■ **Objective**
Each line in the entries below that holds the string "legend" is to be listed.
┌─ Material for this exercise
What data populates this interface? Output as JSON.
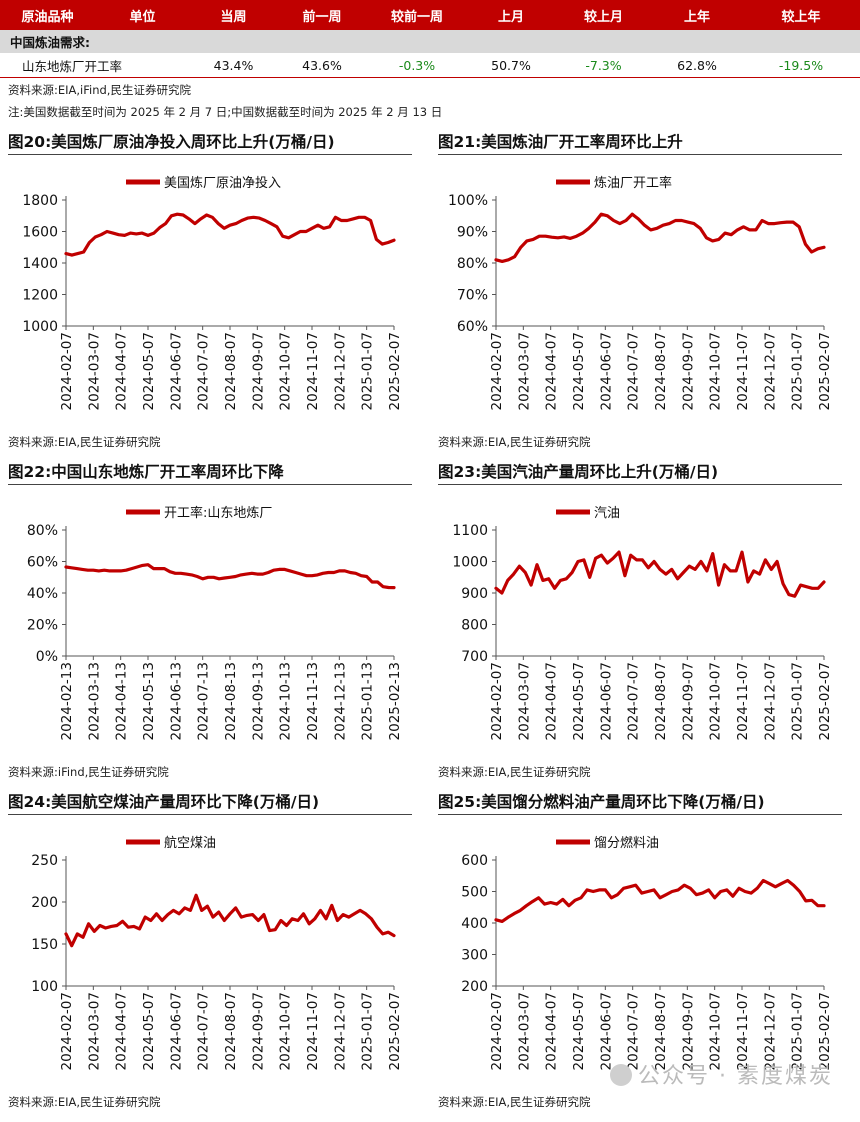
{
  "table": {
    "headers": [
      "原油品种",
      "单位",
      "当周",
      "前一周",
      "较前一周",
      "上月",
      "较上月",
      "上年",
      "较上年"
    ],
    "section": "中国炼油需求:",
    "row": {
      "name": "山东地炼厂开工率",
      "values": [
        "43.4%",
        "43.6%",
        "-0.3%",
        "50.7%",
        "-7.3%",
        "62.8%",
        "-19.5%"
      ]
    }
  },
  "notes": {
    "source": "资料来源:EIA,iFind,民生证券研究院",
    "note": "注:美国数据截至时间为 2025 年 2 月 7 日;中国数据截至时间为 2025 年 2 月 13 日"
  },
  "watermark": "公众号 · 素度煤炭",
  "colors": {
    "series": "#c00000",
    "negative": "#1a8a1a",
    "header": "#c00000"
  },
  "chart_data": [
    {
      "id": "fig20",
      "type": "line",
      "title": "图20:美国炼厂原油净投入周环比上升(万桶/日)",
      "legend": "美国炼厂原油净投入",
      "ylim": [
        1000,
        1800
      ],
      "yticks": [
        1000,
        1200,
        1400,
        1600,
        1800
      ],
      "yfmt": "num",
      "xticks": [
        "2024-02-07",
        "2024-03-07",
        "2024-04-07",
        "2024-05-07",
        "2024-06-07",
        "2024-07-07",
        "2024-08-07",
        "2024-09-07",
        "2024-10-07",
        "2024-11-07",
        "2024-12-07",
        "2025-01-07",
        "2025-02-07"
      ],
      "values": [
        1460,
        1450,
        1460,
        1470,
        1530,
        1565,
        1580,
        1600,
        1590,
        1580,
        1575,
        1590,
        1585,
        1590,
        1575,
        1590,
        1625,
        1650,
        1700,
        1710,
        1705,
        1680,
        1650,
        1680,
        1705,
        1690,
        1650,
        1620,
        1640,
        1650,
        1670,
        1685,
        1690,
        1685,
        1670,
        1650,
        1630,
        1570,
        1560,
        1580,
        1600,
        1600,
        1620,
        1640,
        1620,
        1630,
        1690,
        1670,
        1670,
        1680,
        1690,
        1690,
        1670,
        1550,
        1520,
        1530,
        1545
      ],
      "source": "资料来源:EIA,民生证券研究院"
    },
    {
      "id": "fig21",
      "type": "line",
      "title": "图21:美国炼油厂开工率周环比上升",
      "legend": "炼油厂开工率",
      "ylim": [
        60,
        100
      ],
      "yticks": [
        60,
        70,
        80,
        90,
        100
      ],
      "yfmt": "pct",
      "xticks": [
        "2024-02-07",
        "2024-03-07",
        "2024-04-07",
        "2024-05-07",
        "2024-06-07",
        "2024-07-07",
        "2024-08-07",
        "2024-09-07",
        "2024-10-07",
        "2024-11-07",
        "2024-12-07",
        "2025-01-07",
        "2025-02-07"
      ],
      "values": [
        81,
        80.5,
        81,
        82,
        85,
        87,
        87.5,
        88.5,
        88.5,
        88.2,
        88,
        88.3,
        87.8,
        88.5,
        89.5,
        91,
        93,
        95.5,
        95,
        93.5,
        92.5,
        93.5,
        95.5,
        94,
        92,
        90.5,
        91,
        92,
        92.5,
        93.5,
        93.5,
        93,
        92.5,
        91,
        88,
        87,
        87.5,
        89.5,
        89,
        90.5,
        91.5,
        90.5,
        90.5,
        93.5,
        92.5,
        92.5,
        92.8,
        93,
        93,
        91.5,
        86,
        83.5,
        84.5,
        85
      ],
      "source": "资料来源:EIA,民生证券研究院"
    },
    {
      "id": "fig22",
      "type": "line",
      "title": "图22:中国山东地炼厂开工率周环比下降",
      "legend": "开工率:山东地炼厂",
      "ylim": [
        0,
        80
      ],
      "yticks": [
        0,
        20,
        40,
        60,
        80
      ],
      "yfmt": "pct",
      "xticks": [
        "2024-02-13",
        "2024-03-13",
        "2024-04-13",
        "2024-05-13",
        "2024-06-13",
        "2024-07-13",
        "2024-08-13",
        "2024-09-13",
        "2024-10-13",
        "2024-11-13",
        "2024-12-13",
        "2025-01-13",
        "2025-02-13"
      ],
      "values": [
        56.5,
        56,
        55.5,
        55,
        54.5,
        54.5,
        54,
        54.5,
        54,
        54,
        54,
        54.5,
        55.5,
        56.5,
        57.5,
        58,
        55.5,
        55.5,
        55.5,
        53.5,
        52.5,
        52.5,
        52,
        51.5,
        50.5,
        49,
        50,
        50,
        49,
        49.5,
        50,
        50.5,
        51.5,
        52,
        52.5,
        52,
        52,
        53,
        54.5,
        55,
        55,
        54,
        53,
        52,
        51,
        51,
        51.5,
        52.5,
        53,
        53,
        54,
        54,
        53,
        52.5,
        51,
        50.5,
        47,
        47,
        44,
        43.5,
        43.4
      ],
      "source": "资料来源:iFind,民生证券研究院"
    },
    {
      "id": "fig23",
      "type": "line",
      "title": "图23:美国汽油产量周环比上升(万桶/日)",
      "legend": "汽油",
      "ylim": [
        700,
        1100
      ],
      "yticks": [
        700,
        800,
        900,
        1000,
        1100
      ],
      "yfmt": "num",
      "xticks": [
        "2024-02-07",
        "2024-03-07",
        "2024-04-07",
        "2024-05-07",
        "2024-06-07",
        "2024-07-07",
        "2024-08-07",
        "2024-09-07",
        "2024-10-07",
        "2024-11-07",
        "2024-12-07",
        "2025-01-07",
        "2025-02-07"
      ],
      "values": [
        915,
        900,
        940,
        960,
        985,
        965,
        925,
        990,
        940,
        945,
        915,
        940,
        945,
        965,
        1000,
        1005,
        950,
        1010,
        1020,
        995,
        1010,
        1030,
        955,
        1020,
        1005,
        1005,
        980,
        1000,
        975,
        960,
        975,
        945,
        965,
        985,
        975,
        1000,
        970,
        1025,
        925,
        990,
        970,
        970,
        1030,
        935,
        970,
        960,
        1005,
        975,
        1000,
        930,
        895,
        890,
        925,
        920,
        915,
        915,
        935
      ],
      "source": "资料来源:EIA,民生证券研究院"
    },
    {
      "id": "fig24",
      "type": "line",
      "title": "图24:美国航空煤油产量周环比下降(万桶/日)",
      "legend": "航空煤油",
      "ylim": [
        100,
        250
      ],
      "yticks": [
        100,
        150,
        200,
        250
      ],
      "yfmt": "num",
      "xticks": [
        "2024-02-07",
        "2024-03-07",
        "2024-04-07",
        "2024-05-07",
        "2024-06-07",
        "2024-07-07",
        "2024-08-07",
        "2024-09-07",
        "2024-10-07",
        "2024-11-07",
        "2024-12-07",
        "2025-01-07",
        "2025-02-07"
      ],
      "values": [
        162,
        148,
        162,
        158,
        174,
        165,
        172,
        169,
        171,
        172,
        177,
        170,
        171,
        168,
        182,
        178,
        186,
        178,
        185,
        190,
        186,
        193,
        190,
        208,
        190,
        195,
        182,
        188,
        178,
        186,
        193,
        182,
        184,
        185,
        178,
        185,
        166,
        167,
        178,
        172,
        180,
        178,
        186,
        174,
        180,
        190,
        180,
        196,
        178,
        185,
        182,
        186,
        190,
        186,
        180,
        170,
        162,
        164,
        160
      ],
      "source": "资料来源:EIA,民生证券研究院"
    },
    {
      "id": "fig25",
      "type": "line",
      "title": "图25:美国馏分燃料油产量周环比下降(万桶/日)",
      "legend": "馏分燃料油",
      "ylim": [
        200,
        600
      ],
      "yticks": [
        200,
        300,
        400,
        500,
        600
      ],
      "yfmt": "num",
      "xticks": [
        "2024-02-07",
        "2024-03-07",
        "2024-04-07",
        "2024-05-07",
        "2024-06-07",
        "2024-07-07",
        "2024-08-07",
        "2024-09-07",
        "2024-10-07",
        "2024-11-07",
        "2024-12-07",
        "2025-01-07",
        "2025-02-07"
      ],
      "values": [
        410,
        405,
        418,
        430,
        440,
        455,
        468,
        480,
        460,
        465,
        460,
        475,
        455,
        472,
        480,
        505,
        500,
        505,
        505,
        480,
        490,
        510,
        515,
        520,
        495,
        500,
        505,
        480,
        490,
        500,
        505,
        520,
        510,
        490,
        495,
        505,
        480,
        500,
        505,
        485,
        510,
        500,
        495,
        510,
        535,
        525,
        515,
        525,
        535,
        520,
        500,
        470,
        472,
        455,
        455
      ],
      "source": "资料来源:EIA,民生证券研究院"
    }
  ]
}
└─
■ **Task answer**
      "legend": "美国炼厂原油净投入",
      "legend": "炼油厂开工率",
      "legend": "开工率:山东地炼厂",
      "legend": "汽油",
      "legend": "航空煤油",
      "legend": "馏分燃料油",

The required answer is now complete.